[Your instructions]:
Report how many lines in the listing below include the word "underlying". Write nothing besides the number.

++++ Task material

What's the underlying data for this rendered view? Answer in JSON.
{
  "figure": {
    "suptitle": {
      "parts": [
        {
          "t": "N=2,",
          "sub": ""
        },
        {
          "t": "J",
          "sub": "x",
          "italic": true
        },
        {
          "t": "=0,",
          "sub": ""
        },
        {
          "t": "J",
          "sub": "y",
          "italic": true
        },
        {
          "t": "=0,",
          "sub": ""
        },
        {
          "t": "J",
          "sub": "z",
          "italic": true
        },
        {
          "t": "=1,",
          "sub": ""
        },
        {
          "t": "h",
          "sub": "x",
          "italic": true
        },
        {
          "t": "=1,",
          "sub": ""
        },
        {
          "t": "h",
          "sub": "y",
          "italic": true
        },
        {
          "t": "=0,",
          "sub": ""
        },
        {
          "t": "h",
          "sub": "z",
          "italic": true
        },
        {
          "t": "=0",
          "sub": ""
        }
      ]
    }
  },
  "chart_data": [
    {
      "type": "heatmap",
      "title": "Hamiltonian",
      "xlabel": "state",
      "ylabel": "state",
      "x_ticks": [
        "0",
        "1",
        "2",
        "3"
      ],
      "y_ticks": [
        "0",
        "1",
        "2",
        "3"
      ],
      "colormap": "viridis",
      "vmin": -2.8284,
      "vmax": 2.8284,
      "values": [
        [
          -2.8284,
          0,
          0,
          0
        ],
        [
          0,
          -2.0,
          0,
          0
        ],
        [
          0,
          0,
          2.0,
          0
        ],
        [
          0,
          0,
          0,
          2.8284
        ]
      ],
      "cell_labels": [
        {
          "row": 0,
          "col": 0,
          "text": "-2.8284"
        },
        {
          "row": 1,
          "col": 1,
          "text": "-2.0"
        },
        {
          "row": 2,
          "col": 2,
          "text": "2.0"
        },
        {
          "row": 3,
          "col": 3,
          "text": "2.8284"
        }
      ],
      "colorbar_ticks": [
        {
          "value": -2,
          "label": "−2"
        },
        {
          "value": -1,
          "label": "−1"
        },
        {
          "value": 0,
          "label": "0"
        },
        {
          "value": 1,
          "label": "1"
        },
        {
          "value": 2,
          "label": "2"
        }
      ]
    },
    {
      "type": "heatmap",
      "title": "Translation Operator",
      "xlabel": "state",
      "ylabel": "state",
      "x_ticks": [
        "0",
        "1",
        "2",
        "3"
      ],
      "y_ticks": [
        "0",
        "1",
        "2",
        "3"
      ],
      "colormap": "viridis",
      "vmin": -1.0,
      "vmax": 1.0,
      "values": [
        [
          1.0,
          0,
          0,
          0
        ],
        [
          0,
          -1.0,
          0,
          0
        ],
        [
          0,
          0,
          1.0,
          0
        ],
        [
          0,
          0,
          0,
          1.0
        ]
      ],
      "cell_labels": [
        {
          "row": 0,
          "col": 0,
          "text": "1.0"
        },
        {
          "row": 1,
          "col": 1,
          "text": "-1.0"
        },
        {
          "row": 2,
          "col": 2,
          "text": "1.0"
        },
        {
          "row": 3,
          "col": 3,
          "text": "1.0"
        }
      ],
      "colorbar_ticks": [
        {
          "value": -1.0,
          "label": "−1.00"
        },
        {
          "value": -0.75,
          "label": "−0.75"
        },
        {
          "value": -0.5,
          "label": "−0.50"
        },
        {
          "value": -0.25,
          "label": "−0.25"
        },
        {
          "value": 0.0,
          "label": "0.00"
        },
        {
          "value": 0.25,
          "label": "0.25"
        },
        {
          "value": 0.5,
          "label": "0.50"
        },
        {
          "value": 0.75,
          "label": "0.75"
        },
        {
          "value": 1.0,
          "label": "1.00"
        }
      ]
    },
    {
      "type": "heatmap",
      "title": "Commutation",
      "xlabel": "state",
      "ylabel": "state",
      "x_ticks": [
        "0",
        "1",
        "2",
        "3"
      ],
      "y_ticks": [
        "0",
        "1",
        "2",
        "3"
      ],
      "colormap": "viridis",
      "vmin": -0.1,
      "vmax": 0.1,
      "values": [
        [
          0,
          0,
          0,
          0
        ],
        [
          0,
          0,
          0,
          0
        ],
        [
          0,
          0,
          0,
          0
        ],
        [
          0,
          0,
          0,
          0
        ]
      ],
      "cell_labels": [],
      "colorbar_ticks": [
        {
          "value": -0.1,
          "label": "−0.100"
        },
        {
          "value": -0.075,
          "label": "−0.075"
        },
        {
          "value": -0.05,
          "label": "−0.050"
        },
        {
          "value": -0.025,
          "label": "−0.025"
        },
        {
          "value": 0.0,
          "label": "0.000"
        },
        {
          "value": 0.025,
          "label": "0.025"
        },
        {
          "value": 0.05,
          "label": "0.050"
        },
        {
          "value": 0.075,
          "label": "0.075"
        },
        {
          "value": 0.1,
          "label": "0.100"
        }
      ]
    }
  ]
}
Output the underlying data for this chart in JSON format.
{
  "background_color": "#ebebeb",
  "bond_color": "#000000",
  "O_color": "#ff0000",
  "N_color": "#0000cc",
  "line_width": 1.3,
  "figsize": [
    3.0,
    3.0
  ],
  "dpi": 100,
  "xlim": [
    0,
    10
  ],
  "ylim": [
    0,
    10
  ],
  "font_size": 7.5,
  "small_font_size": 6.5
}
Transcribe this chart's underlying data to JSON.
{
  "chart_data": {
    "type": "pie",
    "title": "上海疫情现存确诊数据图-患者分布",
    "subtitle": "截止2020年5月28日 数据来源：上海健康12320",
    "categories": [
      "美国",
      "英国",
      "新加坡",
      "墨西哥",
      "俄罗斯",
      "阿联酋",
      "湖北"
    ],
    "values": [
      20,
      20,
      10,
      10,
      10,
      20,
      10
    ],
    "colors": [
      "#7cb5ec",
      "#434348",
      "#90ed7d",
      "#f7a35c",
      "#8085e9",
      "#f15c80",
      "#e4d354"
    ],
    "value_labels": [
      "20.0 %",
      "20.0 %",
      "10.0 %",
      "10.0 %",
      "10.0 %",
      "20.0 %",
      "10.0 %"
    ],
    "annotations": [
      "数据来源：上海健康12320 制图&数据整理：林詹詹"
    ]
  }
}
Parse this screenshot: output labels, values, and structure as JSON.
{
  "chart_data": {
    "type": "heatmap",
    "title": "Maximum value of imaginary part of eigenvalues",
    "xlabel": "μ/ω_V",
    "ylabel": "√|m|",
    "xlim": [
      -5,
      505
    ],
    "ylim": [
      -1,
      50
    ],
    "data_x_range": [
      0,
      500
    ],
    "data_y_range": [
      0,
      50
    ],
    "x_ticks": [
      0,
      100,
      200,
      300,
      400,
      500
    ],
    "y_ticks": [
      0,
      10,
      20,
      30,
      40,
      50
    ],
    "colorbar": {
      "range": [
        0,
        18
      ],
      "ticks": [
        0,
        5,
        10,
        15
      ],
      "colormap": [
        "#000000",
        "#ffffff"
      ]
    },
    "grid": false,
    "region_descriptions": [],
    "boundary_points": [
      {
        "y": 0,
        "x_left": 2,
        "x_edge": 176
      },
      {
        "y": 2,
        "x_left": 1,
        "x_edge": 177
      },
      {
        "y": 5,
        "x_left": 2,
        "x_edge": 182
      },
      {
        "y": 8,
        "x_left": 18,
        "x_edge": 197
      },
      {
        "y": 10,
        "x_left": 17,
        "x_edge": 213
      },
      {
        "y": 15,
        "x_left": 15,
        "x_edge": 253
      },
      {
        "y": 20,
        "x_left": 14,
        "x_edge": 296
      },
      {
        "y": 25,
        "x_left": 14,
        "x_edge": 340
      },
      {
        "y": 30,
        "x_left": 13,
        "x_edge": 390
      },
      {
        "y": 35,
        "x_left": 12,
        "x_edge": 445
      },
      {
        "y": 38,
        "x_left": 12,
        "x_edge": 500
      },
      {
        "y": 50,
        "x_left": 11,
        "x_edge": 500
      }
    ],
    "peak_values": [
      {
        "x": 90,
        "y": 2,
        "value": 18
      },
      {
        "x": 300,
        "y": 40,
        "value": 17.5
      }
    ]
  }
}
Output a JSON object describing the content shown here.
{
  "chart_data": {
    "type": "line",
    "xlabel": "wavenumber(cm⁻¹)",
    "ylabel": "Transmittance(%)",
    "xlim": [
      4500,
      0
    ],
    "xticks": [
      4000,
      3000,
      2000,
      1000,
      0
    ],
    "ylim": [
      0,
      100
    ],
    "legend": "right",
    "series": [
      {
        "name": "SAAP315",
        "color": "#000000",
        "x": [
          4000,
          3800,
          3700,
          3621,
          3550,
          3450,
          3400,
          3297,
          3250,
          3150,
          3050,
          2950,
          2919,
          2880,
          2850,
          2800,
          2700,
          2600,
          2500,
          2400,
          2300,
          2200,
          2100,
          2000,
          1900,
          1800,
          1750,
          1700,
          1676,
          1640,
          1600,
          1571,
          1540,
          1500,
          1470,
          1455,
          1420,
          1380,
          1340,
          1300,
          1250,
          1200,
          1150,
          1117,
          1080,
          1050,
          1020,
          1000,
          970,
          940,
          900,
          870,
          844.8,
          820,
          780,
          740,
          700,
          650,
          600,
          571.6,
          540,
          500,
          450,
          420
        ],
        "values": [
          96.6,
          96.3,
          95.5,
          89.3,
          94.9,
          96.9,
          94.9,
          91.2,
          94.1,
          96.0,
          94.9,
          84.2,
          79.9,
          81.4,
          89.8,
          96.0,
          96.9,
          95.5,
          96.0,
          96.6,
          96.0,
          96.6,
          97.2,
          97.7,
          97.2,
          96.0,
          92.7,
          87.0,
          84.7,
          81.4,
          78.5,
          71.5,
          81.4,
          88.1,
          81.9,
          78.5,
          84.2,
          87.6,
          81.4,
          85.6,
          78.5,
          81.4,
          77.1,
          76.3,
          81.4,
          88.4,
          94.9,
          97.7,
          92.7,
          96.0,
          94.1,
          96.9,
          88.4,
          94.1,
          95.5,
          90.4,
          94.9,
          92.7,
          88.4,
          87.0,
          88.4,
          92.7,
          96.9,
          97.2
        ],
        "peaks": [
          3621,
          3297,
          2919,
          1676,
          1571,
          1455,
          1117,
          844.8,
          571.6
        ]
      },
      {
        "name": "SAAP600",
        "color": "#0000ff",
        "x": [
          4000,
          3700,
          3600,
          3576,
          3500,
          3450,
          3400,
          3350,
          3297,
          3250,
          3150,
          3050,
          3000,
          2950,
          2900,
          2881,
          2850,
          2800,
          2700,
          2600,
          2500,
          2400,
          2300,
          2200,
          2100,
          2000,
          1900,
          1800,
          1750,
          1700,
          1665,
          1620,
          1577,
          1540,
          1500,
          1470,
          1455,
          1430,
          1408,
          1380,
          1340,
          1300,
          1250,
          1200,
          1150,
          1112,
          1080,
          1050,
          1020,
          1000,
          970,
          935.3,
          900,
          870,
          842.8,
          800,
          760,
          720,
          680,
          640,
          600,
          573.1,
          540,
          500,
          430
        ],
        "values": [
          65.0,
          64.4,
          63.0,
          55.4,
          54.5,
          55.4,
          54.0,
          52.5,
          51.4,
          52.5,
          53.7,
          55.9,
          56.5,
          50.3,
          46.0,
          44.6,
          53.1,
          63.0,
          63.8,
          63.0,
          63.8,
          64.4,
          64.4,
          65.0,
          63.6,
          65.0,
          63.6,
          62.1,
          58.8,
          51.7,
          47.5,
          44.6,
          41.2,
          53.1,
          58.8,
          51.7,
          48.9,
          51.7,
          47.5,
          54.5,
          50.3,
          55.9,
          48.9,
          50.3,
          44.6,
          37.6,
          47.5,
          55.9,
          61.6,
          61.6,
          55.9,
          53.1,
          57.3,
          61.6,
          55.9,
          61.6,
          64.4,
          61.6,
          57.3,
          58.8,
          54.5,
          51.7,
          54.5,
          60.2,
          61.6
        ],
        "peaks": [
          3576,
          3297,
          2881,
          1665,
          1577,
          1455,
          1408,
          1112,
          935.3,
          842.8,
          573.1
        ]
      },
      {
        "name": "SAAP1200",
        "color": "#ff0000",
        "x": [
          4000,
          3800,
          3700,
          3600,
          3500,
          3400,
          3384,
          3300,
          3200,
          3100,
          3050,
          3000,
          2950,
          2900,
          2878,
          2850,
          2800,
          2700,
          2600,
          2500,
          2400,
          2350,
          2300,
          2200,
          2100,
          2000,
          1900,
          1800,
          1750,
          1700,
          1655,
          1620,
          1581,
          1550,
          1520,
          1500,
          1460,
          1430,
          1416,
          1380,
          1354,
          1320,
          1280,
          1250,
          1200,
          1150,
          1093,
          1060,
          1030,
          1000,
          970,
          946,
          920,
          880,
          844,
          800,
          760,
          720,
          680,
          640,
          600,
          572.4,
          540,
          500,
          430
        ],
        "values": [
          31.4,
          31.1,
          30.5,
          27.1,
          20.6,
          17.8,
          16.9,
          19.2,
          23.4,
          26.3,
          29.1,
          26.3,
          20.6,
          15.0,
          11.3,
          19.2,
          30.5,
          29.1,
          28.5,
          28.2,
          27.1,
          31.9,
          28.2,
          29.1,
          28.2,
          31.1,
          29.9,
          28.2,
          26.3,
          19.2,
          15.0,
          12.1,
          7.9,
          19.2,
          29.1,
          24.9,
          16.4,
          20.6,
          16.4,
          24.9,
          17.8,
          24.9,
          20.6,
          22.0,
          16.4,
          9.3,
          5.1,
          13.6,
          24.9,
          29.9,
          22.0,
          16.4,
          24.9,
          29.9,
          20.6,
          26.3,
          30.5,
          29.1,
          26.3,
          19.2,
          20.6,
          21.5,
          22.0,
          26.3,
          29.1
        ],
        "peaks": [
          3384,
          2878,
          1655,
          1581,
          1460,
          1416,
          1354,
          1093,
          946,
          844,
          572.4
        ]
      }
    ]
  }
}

++++++++

[Reply to the exercise]:
3